(Aim of the exercise) Write out each line from the data below that includes the word "dies".

□ □ □ □ □ □ □

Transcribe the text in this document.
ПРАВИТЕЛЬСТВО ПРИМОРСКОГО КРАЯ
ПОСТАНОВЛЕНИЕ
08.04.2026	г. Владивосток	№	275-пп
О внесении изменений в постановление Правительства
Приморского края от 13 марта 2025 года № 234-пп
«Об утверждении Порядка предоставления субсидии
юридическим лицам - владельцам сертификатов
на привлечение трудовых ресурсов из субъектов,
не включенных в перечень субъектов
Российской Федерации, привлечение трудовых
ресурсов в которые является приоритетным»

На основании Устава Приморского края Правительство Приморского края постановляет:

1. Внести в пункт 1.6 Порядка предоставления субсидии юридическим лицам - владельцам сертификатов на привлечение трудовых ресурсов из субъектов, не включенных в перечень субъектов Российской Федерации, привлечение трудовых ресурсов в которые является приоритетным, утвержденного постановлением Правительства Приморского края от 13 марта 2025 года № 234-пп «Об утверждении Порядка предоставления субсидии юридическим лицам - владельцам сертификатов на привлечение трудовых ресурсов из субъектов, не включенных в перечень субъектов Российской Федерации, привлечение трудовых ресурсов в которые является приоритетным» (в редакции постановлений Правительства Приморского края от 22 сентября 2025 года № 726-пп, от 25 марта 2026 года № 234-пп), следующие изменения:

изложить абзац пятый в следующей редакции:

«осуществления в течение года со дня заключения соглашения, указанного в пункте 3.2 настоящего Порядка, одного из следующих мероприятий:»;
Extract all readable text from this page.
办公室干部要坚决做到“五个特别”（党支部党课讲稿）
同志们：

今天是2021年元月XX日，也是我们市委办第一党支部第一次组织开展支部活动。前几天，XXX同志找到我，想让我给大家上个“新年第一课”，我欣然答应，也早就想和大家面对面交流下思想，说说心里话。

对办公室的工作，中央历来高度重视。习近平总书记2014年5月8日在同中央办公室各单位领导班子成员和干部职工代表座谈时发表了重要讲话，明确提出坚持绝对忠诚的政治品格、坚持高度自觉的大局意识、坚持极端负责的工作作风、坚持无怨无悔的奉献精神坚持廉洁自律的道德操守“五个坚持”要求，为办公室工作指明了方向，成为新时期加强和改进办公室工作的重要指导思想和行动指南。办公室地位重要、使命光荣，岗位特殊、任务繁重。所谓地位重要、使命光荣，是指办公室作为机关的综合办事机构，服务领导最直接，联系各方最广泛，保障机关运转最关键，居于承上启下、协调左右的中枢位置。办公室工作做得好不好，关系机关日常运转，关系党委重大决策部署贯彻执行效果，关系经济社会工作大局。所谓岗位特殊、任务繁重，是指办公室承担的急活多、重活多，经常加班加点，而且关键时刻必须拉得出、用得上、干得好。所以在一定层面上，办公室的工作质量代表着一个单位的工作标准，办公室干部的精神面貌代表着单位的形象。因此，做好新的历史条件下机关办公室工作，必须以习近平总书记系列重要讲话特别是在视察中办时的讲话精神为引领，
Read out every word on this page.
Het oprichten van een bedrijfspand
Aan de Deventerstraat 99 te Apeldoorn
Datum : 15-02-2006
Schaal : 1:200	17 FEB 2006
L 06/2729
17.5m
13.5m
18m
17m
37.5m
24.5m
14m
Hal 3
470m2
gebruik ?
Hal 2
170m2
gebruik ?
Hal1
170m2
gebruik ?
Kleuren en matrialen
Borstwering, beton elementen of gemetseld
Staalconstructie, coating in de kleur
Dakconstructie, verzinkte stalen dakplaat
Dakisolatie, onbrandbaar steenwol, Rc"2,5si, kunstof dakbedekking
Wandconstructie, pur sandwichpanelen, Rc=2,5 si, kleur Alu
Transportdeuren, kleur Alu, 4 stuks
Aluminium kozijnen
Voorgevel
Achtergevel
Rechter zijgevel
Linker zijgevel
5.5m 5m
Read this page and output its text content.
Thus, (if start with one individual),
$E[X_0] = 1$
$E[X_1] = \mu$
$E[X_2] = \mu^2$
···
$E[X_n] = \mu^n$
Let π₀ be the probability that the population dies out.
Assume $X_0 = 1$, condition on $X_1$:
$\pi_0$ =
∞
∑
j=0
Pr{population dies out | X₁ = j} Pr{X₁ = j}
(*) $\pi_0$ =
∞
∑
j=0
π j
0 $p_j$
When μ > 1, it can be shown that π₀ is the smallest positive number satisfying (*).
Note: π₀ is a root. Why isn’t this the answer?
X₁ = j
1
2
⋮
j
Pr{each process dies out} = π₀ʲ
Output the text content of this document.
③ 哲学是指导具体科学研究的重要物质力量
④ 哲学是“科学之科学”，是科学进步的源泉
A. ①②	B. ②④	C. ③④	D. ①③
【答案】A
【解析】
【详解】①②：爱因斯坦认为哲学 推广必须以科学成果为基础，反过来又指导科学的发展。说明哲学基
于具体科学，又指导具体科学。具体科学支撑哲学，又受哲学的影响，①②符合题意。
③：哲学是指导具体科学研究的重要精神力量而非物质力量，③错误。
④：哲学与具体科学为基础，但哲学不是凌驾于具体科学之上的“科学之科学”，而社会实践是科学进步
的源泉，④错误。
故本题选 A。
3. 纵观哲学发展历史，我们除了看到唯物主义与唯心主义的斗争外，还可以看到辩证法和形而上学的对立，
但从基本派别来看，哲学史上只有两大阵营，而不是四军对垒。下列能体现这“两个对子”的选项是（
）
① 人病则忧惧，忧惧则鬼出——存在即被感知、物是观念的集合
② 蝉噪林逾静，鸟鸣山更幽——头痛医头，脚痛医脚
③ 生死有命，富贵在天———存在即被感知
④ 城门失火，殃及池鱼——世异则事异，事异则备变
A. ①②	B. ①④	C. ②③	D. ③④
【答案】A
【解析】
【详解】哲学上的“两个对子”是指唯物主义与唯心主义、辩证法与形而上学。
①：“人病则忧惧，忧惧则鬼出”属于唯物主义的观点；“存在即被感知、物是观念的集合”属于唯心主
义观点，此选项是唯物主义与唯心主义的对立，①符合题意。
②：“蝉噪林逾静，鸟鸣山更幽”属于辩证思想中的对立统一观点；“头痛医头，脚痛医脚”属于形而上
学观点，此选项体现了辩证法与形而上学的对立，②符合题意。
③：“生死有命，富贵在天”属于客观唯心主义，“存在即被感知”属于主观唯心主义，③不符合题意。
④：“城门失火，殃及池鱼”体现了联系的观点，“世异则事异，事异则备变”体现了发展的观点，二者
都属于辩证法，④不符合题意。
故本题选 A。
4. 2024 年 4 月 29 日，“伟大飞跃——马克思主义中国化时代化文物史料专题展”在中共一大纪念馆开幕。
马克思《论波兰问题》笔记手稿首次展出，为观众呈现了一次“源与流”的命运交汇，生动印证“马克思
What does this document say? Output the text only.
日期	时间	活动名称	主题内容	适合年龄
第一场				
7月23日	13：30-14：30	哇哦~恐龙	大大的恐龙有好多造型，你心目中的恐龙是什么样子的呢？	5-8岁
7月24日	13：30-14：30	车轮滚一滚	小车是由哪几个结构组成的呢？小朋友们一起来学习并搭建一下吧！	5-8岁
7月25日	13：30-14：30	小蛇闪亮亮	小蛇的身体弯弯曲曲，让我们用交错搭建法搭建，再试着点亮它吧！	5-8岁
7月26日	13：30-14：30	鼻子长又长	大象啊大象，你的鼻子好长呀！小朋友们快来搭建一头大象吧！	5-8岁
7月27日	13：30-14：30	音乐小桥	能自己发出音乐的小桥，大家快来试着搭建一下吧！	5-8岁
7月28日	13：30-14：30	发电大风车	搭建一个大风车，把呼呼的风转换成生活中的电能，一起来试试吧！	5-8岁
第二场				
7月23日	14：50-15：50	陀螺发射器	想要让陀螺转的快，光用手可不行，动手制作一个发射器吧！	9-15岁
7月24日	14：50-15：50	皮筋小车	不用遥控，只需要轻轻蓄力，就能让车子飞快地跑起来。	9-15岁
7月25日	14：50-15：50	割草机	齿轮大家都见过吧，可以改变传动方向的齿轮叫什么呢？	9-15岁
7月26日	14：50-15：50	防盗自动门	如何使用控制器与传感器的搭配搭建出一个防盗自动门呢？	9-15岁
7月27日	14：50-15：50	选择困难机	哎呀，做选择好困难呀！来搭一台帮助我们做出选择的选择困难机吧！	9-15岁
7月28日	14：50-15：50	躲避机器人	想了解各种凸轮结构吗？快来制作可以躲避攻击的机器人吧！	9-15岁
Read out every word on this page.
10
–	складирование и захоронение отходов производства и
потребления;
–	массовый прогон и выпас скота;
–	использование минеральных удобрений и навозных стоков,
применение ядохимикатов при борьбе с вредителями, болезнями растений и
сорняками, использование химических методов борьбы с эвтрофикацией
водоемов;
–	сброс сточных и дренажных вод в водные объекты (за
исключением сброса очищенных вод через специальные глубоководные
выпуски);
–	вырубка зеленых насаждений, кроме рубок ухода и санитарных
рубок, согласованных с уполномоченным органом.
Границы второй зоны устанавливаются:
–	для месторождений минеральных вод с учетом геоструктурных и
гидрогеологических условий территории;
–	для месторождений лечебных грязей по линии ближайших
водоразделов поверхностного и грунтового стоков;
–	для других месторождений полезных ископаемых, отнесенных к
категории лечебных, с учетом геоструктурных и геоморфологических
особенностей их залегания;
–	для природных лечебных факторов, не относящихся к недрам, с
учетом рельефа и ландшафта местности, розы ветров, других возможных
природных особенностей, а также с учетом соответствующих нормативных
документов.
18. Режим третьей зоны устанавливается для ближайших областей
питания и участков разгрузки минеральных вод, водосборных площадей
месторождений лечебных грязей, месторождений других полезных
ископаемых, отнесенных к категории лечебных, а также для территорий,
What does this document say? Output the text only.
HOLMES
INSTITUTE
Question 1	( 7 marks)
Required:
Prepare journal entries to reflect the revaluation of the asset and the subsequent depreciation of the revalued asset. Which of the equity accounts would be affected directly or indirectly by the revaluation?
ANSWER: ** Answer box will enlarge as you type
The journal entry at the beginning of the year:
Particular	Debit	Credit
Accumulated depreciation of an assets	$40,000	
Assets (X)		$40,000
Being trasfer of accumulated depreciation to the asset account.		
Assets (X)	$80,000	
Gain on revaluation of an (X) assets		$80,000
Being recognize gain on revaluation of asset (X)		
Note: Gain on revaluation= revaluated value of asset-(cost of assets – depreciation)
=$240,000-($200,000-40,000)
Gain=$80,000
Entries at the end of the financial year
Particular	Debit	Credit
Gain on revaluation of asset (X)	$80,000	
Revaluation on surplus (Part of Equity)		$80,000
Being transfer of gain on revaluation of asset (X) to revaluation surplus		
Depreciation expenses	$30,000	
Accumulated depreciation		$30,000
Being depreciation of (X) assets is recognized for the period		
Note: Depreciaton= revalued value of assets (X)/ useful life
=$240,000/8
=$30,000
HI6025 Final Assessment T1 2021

□ □ □ □ □ □ □

(Solution to the problem)
Let π₀ be the probability that the population dies out.
Pr{population dies out | X₁ = j} Pr{X₁ = j}
Pr{each process dies out} = π₀ʲ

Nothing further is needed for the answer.